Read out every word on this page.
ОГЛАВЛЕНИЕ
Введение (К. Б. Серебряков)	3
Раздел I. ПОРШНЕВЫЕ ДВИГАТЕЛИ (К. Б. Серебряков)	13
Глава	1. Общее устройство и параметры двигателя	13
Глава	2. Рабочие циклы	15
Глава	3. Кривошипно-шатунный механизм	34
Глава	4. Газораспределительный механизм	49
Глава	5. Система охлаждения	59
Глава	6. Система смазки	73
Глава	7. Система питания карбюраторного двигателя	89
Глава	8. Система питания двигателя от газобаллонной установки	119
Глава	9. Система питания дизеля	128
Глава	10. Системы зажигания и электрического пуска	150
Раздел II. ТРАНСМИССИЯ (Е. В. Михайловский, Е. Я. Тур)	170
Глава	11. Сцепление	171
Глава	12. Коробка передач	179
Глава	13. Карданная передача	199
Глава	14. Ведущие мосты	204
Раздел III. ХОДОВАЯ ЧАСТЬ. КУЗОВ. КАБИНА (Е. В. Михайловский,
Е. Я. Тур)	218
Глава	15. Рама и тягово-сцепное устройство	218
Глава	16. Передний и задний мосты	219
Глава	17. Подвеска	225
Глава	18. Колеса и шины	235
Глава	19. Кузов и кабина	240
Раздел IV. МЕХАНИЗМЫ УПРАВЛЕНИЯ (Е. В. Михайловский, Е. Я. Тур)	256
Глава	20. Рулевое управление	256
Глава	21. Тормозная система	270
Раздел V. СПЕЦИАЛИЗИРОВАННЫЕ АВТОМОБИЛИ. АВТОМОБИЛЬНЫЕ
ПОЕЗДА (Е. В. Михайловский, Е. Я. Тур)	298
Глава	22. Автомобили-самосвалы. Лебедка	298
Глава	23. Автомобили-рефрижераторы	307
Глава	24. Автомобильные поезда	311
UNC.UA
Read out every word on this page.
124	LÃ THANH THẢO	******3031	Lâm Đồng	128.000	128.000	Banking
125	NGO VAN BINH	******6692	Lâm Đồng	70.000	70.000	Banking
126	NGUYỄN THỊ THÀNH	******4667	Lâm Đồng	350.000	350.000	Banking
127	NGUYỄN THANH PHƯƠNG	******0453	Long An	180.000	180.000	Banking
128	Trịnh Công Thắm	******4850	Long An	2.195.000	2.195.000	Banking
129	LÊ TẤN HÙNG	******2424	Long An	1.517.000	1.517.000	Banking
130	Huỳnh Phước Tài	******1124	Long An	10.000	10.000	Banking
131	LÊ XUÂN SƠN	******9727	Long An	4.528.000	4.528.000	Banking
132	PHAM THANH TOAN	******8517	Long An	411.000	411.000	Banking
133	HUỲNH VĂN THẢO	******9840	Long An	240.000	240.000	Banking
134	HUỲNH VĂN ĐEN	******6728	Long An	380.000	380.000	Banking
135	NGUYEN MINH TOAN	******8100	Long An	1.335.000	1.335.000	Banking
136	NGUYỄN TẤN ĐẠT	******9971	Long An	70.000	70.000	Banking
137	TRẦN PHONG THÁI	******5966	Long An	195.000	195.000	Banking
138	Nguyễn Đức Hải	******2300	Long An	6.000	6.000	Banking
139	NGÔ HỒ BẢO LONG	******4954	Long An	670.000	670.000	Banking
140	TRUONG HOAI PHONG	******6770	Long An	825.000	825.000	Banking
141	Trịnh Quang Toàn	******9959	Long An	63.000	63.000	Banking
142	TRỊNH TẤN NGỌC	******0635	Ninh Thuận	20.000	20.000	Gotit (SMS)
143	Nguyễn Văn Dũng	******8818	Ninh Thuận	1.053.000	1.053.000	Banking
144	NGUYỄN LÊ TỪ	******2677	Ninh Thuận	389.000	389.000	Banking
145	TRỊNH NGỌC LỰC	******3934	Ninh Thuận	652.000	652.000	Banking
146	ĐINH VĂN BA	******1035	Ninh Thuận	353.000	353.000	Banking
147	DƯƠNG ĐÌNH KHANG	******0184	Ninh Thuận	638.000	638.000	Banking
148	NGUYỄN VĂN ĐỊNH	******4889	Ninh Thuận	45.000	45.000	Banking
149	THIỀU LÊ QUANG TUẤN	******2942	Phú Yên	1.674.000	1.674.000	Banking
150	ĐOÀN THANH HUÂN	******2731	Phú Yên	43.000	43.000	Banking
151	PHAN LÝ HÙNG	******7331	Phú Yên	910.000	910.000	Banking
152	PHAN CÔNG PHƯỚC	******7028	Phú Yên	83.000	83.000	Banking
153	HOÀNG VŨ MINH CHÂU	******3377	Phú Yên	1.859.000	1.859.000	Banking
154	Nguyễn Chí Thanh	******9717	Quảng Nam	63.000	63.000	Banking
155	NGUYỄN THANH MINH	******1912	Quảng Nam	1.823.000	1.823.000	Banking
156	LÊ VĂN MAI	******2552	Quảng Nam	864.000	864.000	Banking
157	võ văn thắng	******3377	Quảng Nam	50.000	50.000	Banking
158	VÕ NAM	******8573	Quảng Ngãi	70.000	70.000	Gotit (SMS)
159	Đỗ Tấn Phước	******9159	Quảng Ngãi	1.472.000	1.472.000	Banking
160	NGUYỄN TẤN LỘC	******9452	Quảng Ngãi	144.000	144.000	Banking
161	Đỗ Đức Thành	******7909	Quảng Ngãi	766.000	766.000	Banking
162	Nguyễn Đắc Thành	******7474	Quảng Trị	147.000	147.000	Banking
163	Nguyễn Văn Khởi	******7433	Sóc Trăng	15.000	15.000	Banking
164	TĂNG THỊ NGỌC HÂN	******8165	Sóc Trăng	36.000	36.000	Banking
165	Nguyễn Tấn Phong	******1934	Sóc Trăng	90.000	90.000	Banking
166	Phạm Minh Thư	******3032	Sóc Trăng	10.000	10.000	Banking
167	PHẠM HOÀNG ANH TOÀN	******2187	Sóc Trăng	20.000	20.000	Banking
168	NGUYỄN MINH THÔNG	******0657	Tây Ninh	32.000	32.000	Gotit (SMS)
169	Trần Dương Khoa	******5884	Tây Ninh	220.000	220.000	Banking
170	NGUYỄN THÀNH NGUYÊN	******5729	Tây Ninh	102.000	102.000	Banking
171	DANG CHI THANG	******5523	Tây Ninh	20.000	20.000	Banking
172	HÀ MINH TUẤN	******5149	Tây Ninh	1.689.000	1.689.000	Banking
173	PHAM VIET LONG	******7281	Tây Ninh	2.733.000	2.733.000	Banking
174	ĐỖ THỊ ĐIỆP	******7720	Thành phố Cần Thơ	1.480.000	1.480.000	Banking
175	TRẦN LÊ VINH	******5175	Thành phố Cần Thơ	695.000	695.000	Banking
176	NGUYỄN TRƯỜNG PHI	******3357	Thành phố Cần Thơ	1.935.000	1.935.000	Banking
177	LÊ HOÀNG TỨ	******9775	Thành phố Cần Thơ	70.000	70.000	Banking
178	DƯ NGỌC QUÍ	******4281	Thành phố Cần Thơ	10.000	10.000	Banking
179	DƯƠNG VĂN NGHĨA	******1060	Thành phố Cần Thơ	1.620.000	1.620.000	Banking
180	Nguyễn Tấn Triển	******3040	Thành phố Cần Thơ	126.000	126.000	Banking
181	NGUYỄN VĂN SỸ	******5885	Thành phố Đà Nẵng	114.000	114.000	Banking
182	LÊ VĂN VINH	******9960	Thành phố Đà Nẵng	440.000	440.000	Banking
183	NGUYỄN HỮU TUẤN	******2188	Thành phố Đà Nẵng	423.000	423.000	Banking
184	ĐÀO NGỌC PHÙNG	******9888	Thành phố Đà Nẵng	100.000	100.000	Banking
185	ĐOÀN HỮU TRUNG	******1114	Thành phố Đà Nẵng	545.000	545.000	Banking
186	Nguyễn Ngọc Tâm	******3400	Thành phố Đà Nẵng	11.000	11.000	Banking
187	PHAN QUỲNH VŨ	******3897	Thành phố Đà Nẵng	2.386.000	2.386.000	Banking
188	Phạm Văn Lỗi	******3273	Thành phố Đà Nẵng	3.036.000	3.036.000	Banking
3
= = = = = = =
| WHAT THE TASK ASKS |
Filter the records above and return every line that holds the word "VINH".

| RESULT OF THIS TASK |
175	TRẦN LÊ VINH	******5175	Thành phố Cần Thơ	695.000	695.000	Banking
182	LÊ VĂN VINH	******9960	Thành phố Đà Nẵng	440.000	440.000	Banking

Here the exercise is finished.